Copy every line from the data below in which the string "name" can be found.

Dataset records ->
= Beginning of Section =

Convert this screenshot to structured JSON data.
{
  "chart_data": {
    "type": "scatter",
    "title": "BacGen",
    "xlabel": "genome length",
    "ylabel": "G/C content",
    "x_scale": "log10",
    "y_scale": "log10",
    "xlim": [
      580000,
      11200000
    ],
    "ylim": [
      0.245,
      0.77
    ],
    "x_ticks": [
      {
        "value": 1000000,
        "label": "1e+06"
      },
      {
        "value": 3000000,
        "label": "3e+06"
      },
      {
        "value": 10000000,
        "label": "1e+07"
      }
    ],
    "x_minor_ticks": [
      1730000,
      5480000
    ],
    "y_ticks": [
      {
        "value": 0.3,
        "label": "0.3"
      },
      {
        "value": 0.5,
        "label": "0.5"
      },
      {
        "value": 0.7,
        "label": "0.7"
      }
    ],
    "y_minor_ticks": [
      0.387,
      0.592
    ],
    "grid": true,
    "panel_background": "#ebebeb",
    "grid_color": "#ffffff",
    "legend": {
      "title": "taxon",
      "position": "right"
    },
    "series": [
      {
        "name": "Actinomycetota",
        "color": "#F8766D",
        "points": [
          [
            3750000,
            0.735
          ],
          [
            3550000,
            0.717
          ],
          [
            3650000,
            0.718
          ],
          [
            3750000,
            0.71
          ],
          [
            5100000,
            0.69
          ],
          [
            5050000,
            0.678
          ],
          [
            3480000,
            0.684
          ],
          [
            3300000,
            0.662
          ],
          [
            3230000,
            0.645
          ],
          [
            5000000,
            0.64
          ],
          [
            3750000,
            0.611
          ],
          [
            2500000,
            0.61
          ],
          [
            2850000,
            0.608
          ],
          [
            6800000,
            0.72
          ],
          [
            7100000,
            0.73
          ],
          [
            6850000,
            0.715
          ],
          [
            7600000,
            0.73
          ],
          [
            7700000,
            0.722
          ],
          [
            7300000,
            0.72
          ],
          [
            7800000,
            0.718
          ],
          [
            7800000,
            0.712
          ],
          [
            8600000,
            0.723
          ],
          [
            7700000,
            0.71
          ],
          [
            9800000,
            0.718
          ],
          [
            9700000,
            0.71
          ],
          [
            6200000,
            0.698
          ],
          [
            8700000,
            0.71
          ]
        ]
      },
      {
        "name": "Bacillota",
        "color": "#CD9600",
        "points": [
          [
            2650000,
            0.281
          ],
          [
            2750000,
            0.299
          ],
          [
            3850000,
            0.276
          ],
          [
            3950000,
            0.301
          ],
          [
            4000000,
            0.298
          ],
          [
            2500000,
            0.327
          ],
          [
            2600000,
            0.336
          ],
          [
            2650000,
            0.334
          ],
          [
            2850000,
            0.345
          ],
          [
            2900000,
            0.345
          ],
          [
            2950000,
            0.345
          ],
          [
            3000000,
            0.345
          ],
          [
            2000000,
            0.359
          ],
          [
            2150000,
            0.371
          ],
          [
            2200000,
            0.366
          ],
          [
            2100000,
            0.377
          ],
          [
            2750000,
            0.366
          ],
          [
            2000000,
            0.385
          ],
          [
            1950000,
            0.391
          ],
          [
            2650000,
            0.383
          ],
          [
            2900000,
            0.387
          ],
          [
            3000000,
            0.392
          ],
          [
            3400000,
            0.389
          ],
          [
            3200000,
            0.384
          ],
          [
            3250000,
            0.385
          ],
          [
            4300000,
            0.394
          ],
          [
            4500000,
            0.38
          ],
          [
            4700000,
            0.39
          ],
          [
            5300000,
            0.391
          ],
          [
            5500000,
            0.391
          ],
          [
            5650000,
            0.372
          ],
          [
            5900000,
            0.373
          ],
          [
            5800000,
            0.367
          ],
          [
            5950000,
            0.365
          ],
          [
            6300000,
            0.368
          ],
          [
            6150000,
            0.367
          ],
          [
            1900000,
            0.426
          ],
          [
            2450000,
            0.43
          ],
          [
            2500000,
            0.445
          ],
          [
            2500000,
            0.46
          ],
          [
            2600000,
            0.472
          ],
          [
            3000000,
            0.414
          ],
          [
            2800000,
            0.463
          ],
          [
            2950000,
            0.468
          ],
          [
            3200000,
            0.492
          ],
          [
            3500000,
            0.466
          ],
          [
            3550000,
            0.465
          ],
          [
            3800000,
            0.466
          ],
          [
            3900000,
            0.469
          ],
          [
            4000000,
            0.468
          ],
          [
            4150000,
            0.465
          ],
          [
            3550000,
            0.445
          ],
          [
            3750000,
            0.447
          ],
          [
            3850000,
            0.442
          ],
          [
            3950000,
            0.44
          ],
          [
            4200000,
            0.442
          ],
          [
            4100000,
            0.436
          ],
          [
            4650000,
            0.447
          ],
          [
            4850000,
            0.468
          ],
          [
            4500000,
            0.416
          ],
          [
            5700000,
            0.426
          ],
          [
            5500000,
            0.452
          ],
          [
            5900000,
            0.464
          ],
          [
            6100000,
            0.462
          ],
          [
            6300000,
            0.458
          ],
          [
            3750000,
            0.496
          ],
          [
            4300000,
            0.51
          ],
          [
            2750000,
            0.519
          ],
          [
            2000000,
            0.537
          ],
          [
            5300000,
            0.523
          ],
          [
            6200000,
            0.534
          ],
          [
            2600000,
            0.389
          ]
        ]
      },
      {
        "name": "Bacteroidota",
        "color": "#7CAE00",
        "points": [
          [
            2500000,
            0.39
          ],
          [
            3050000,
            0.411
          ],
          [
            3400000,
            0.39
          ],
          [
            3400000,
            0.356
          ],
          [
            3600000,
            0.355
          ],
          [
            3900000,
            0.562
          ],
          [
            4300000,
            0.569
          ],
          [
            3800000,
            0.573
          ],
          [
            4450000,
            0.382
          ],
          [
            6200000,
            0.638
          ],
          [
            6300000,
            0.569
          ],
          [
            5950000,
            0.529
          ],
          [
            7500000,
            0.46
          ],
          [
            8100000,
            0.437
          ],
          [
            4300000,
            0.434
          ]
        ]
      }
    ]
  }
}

= End of Section =

Task output ->
        "name": "Actinomycetota",
        "name": "Bacillota",
        "name": "Bacteroidota",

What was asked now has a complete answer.